### TASK TO COMPLETE
Below are entries to be transcribed exactly; exclude the pictures from the copy.

### SUPPLIED MATERIAL
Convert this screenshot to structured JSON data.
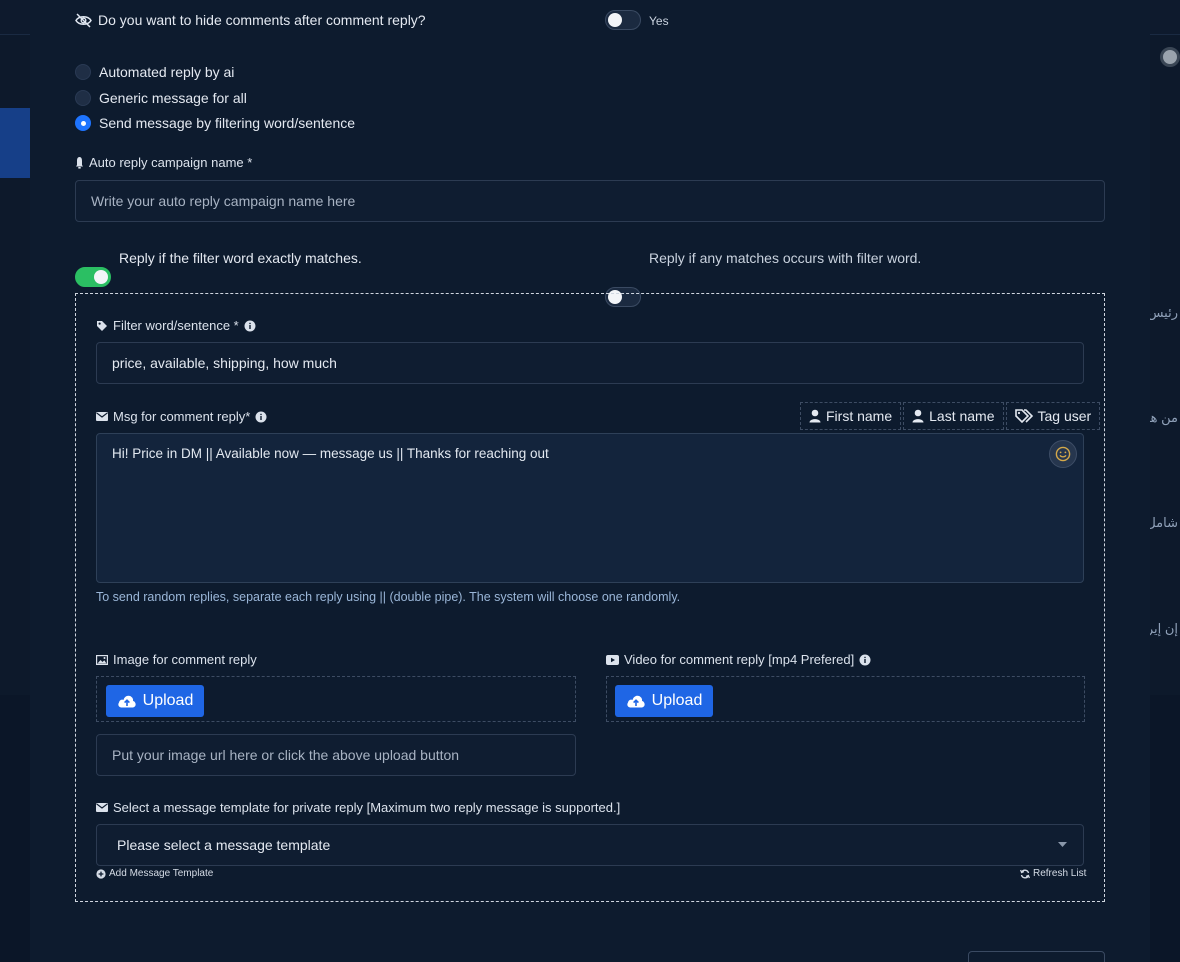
{
  "background": {
    "right_items": [
      "رئيس",
      "من هو",
      "شامل",
      "إن إير"
    ]
  },
  "hide_comments": {
    "label": "Do you want to hide comments after comment reply?",
    "toggle_label": "Yes"
  },
  "reply_modes": [
    {
      "label": "Automated reply by ai",
      "selected": false
    },
    {
      "label": "Generic message for all",
      "selected": false
    },
    {
      "label": "Send message by filtering word/sentence",
      "selected": true
    }
  ],
  "campaign": {
    "label": "Auto reply campaign name *",
    "placeholder": "Write your auto reply campaign name here"
  },
  "match_options": {
    "exact_label": "Reply if the filter word exactly matches.",
    "any_label": "Reply if any matches occurs with filter word."
  },
  "filter": {
    "label": "Filter word/sentence *",
    "value": "price, available, shipping, how much"
  },
  "message": {
    "label": "Msg for comment reply*",
    "tags": [
      "First name",
      "Last name",
      "Tag user"
    ],
    "value": "Hi! Price in DM || Available now — message us || Thanks for reaching out",
    "hint": "To send random replies, separate each reply using || (double pipe). The system will choose one randomly."
  },
  "image": {
    "label": "Image for comment reply",
    "upload_label": "Upload",
    "url_placeholder": "Put your image url here or click the above upload button"
  },
  "video": {
    "label": "Video for comment reply [mp4 Prefered]",
    "upload_label": "Upload"
  },
  "template": {
    "label": "Select a message template for private reply [Maximum two reply message is supported.]",
    "selected": "Please select a message template",
    "add_label": "Add Message Template",
    "refresh_label": "Refresh List"
  },
  "colors": {
    "accent": "#1f66e5",
    "toggle_on": "#2bbf63",
    "modal_bg": "#0d1b2e"
  }
}
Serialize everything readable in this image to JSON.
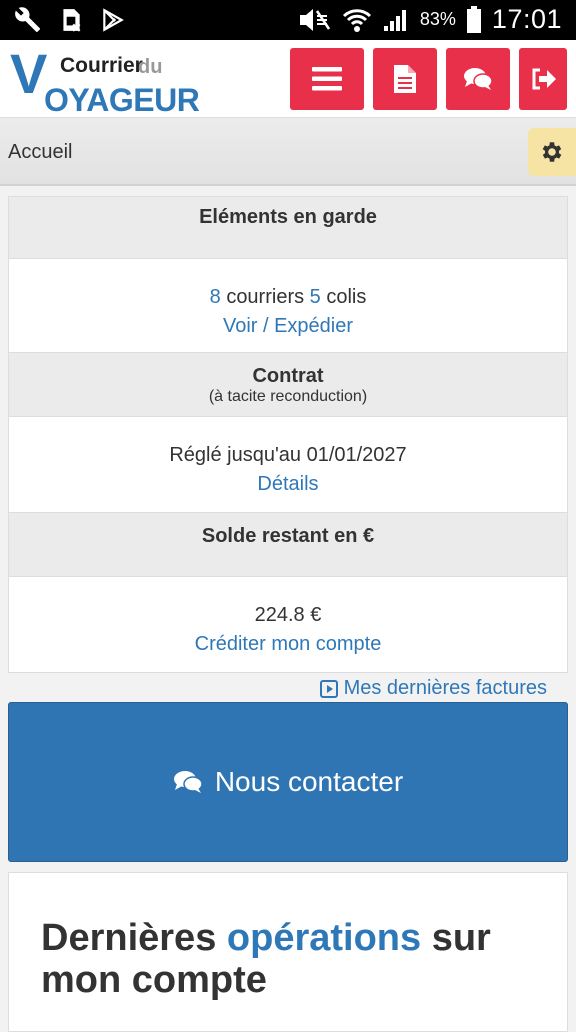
{
  "status_bar": {
    "battery_percent": "83%",
    "time": "17:01",
    "left_icons": [
      "wrench-icon",
      "sim-blocked-icon",
      "play-store-icon"
    ],
    "right_icons": [
      "mute-icon",
      "wifi-icon",
      "signal-icon",
      "battery-icon"
    ]
  },
  "header": {
    "logo": {
      "v": "V",
      "courrier": "Courrier",
      "du": "du",
      "voyageur": "OYAGEUR"
    },
    "buttons": [
      {
        "icon": "menu-icon"
      },
      {
        "icon": "document-icon"
      },
      {
        "icon": "chat-icon"
      },
      {
        "icon": "logout-icon"
      }
    ],
    "accent": "#e8304a"
  },
  "breadcrumb": {
    "label": "Accueil",
    "settings_icon": "gear-icon"
  },
  "panel": {
    "elements": {
      "title": "Eléments en garde",
      "courriers_count": "8",
      "courriers_label": "courriers",
      "colis_count": "5",
      "colis_label": "colis",
      "link": "Voir / Expédier"
    },
    "contrat": {
      "title": "Contrat",
      "subtitle": "(à tacite reconduction)",
      "text": "Réglé jusqu'au 01/01/2027",
      "link": "Détails"
    },
    "solde": {
      "title": "Solde restant en €",
      "amount": "224.8 €",
      "link": "Créditer mon compte"
    }
  },
  "factures_link": "Mes dernières factures",
  "contact_button": "Nous contacter",
  "operations": {
    "title_part1": "Dernières ",
    "title_highlight": "opérations",
    "title_part2": " sur mon compte"
  },
  "colors": {
    "link": "#2f78b8",
    "primary_button": "#2f75b3",
    "settings_bg": "#f6e4a5"
  }
}
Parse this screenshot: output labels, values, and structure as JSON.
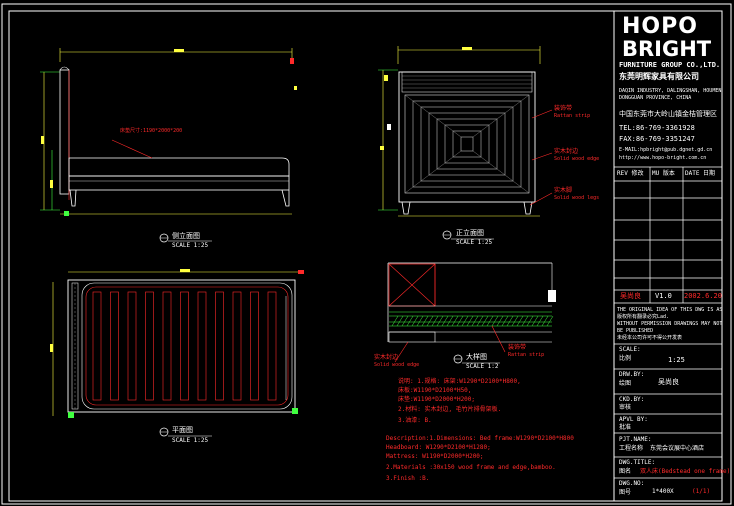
{
  "brand": {
    "logo_top": "HOPO",
    "logo_bottom": "BRIGHT",
    "company_en": "FURNITURE GROUP CO.,LTD.",
    "company_cn": "东莞明辉家具有限公司",
    "address_en": [
      "DAQIN INDUSTRY, DALINGSHAN, HOUMEN",
      "DONGGUAN PROVINCE, CHINA"
    ],
    "address_cn": "中国东莞市大岭山镇金桔管理区",
    "tel": "TEL:86-769-3361928",
    "fax": "FAX:86-769-3351247",
    "email": "E-MAIL:hpbright@pub.dgnet.gd.cn",
    "web": "http://www.hopo-bright.com.cn"
  },
  "revision": {
    "header": [
      "REV 修改",
      "MU 版本",
      "DATE 日期"
    ],
    "designer": "吴尚良",
    "version": "V1.0",
    "date": "2002.6.20"
  },
  "notice": [
    "THE ORIGINAL IDEA OF THIS DWG IS AS",
    "版权所有翻录必究Lad.",
    "WITHOUT PERMISSION DRAWINGS MAY NOT",
    "BE PUBLISHED",
    "未经本公司许可不得公开发表"
  ],
  "title_block": [
    {
      "label_en": "SCALE:",
      "label_cn": "比例",
      "value": "1:25"
    },
    {
      "label_en": "DRW.BY:",
      "label_cn": "绘图",
      "value": "吴尚良"
    },
    {
      "label_en": "CKD.BY:",
      "label_cn": "审核",
      "value": ""
    },
    {
      "label_en": "APVL BY:",
      "label_cn": "批准",
      "value": ""
    },
    {
      "label_en": "PJT.NAME:",
      "label_cn": "工程名称",
      "value": "东莞会议展中心酒店"
    },
    {
      "label_en": "DWG.TITLE:",
      "label_cn": "图名",
      "value": "双人床(Bedstead one frame)"
    },
    {
      "label_en": "DWG.NO:",
      "label_cn": "图号",
      "value": "1*400X",
      "extra": "(1/1)"
    }
  ],
  "views": {
    "side": {
      "title": "侧立面图",
      "scale": "SCALE 1:25"
    },
    "front": {
      "title": "正立面图",
      "scale": "SCALE 1:25"
    },
    "plan": {
      "title": "平面图",
      "scale": "SCALE 1:25"
    },
    "detail": {
      "title": "大样图",
      "scale": "SCALE 1:2"
    }
  },
  "callouts": {
    "side_mattress": "床垫尺寸:1190*2000*200",
    "front_1_cn": "装饰带",
    "front_1_en": "Rattan strip",
    "front_2_cn": "实木封边",
    "front_2_en": "Solid wood edge",
    "front_3_cn": "实木脚",
    "front_3_en": "Solid wood legs",
    "detail_left_cn": "实木封边",
    "detail_left_en": "Solid wood edge",
    "detail_right_cn": "装饰带",
    "detail_right_en": "Rattan strip"
  },
  "notes_cn": [
    "说明:  1.规格: 床架:W1290*D2100*H800,",
    "                 床板:W1190*D2100*H50,",
    "                 床垫:W1190*D2000*H200;",
    "       2.材料: 实木封边, 毛竹片排骨架板.",
    "       3.油漆: B."
  ],
  "notes_en": [
    "Description:1.Dimensions: Bed frame:W1290*D2100*H800",
    "              Headboard: W1290*D2100*H1280;",
    "              Mattress: W1190*D2000*H200;",
    "            2.Materials :30x150 wood frame and edge,bamboo.",
    "            3.Finish :B."
  ]
}
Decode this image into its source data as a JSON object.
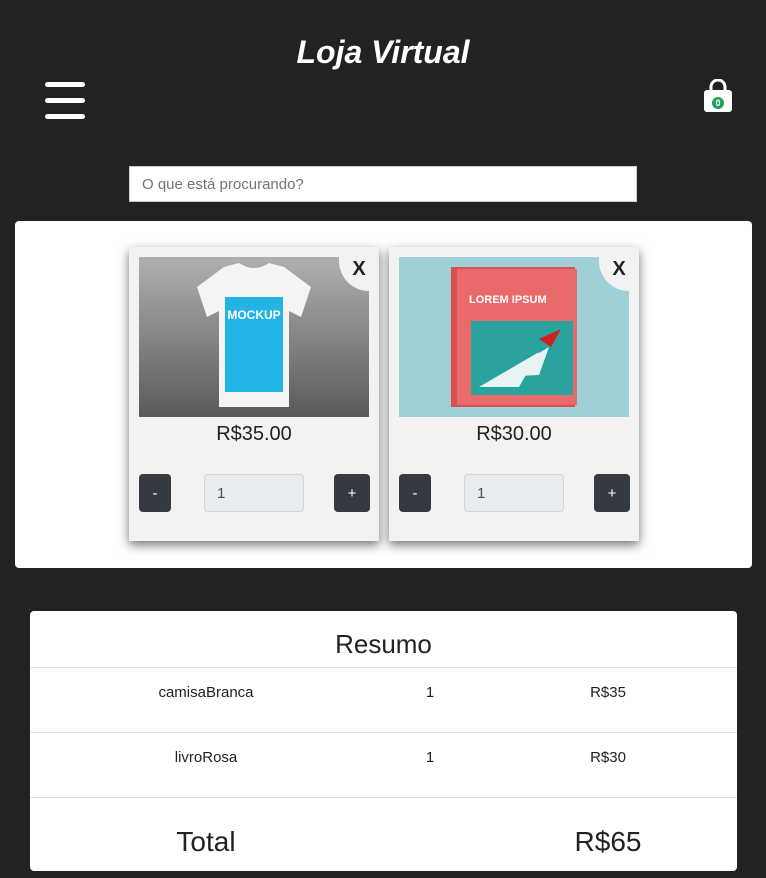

### RESULT
Convert this screenshot to structured JSON data.
{
  "background": {
    "right_items": [
      "رئيس",
      "من هو",
      "شامل",
      "إن إير"
    ]
  },
  "hide_comments": {
    "label": "Do you want to hide comments after comment reply?",
    "toggle_label": "Yes"
  },
  "reply_modes": [
    {
      "label": "Automated reply by ai",
      "selected": false
    },
    {
      "label": "Generic message for all",
      "selected": false
    },
    {
      "label": "Send message by filtering word/sentence",
      "selected": true
    }
  ],
  "campaign": {
    "label": "Auto reply campaign name *",
    "placeholder": "Write your auto reply campaign name here"
  },
  "match_options": {
    "exact_label": "Reply if the filter word exactly matches.",
    "any_label": "Reply if any matches occurs with filter word."
  },
  "filter": {
    "label": "Filter word/sentence *",
    "value": "price, available, shipping, how much"
  },
  "message": {
    "label": "Msg for comment reply*",
    "tags": [
      "First name",
      "Last name",
      "Tag user"
    ],
    "value": "Hi! Price in DM || Available now — message us || Thanks for reaching out",
    "hint": "To send random replies, separate each reply using || (double pipe). The system will choose one randomly."
  },
  "image": {
    "label": "Image for comment reply",
    "upload_label": "Upload",
    "url_placeholder": "Put your image url here or click the above upload button"
  },
  "video": {
    "label": "Video for comment reply [mp4 Prefered]",
    "upload_label": "Upload"
  },
  "template": {
    "label": "Select a message template for private reply [Maximum two reply message is supported.]",
    "selected": "Please select a message template",
    "add_label": "Add Message Template",
    "refresh_label": "Refresh List"
  },
  "colors": {
    "accent": "#1f66e5",
    "toggle_on": "#2bbf63",
    "modal_bg": "#0d1b2e"
  }
}
Serialize everything readable in this image to JSON.
{
  "status_bar": {
    "battery_percent": "83%",
    "time": "17:01",
    "left_icons": [
      "wrench-icon",
      "sim-blocked-icon",
      "play-store-icon"
    ],
    "right_icons": [
      "mute-icon",
      "wifi-icon",
      "signal-icon",
      "battery-icon"
    ]
  },
  "header": {
    "logo": {
      "v": "V",
      "courrier": "Courrier",
      "du": "du",
      "voyageur": "OYAGEUR"
    },
    "buttons": [
      {
        "icon": "menu-icon"
      },
      {
        "icon": "document-icon"
      },
      {
        "icon": "chat-icon"
      },
      {
        "icon": "logout-icon"
      }
    ],
    "accent": "#e8304a"
  },
  "breadcrumb": {
    "label": "Accueil",
    "settings_icon": "gear-icon"
  },
  "panel": {
    "elements": {
      "title": "Eléments en garde",
      "courriers_count": "8",
      "courriers_label": "courriers",
      "colis_count": "5",
      "colis_label": "colis",
      "link": "Voir / Expédier"
    },
    "contrat": {
      "title": "Contrat",
      "subtitle": "(à tacite reconduction)",
      "text": "Réglé jusqu'au 01/01/2027",
      "link": "Détails"
    },
    "solde": {
      "title": "Solde restant en €",
      "amount": "224.8 €",
      "link": "Créditer mon compte"
    }
  },
  "factures_link": "Mes dernières factures",
  "contact_button": "Nous contacter",
  "operations": {
    "title_part1": "Dernières ",
    "title_highlight": "opérations",
    "title_part2": " sur mon compte"
  },
  "colors": {
    "link": "#2f78b8",
    "primary_button": "#2f75b3",
    "settings_bg": "#f6e4a5"
  }
}
Parse this screenshot: output labels, values, and structure as JSON.
{
  "brand": {
    "logo_top": "HOPO",
    "logo_bottom": "BRIGHT",
    "company_en": "FURNITURE GROUP CO.,LTD.",
    "company_cn": "东莞明辉家具有限公司",
    "address_en": [
      "DAQIN INDUSTRY, DALINGSHAN, HOUMEN",
      "DONGGUAN PROVINCE, CHINA"
    ],
    "address_cn": "中国东莞市大岭山镇金桔管理区",
    "tel": "TEL:86-769-3361928",
    "fax": "FAX:86-769-3351247",
    "email": "E-MAIL:hpbright@pub.dgnet.gd.cn",
    "web": "http://www.hopo-bright.com.cn"
  },
  "revision": {
    "header": [
      "REV 修改",
      "MU 版本",
      "DATE 日期"
    ],
    "designer": "吴尚良",
    "version": "V1.0",
    "date": "2002.6.20"
  },
  "notice": [
    "THE ORIGINAL IDEA OF THIS DWG IS AS",
    "版权所有翻录必究Lad.",
    "WITHOUT PERMISSION DRAWINGS MAY NOT",
    "BE PUBLISHED",
    "未经本公司许可不得公开发表"
  ],
  "title_block": [
    {
      "label_en": "SCALE:",
      "label_cn": "比例",
      "value": "1:25"
    },
    {
      "label_en": "DRW.BY:",
      "label_cn": "绘图",
      "value": "吴尚良"
    },
    {
      "label_en": "CKD.BY:",
      "label_cn": "审核",
      "value": ""
    },
    {
      "label_en": "APVL BY:",
      "label_cn": "批准",
      "value": ""
    },
    {
      "label_en": "PJT.NAME:",
      "label_cn": "工程名称",
      "value": "东莞会议展中心酒店"
    },
    {
      "label_en": "DWG.TITLE:",
      "label_cn": "图名",
      "value": "双人床(Bedstead one frame)"
    },
    {
      "label_en": "DWG.NO:",
      "label_cn": "图号",
      "value": "1*400X",
      "extra": "(1/1)"
    }
  ],
  "views": {
    "side": {
      "title": "侧立面图",
      "scale": "SCALE 1:25"
    },
    "front": {
      "title": "正立面图",
      "scale": "SCALE 1:25"
    },
    "plan": {
      "title": "平面图",
      "scale": "SCALE 1:25"
    },
    "detail": {
      "title": "大样图",
      "scale": "SCALE 1:2"
    }
  },
  "callouts": {
    "side_mattress": "床垫尺寸:1190*2000*200",
    "front_1_cn": "装饰带",
    "front_1_en": "Rattan strip",
    "front_2_cn": "实木封边",
    "front_2_en": "Solid wood edge",
    "front_3_cn": "实木脚",
    "front_3_en": "Solid wood legs",
    "detail_left_cn": "实木封边",
    "detail_left_en": "Solid wood edge",
    "detail_right_cn": "装饰带",
    "detail_right_en": "Rattan strip"
  },
  "notes_cn": [
    "说明:  1.规格: 床架:W1290*D2100*H800,",
    "                 床板:W1190*D2100*H50,",
    "                 床垫:W1190*D2000*H200;",
    "       2.材料: 实木封边, 毛竹片排骨架板.",
    "       3.油漆: B."
  ],
  "notes_en": [
    "Description:1.Dimensions: Bed frame:W1290*D2100*H800",
    "              Headboard: W1290*D2100*H1280;",
    "              Mattress: W1190*D2000*H200;",
    "            2.Materials :30x150 wood frame and edge,bamboo.",
    "            3.Finish :B."
  ]
}
Decode this image into its source data as a JSON object.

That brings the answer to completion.